Task objective: Look through the data below and say how many of its lines contain "into", adding nothing else.
──────── Provided records
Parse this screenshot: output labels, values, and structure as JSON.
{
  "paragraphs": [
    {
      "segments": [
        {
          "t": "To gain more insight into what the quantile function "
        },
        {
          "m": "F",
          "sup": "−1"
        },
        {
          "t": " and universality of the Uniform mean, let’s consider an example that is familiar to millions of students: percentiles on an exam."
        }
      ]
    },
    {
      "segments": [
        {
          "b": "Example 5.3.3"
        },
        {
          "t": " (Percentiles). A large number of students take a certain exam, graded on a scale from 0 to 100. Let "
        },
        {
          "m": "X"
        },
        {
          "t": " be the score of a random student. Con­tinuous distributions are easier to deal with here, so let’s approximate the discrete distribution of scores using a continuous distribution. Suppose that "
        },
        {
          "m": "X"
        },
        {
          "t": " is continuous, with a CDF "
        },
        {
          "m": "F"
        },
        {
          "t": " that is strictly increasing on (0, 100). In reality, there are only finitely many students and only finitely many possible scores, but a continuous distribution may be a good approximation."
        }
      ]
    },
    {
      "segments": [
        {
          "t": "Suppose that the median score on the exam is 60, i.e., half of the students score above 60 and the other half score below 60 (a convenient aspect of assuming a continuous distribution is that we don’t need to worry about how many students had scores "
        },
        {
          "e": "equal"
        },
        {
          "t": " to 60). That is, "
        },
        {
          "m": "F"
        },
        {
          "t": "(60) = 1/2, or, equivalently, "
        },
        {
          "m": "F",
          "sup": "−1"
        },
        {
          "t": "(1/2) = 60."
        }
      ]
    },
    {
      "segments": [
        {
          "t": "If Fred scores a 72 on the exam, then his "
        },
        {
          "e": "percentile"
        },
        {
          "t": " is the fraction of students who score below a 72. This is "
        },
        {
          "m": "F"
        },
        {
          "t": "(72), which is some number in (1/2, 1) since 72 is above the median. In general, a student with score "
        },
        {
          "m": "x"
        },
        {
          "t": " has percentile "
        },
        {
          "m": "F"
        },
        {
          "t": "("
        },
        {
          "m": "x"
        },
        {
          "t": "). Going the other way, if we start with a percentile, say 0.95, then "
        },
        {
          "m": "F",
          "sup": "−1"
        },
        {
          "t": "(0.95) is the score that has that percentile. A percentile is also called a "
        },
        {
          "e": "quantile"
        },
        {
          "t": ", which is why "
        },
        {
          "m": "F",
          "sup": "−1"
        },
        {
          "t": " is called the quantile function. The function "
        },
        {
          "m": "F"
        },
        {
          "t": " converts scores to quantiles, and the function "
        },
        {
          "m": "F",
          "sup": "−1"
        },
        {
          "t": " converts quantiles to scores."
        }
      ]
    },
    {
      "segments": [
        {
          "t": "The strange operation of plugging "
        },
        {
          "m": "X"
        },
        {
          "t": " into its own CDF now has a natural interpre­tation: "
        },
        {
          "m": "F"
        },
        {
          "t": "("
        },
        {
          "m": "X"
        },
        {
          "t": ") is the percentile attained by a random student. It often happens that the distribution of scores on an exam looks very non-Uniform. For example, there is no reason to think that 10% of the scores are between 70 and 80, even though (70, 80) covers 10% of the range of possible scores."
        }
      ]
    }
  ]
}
────────────────
Answer to the exercise: 2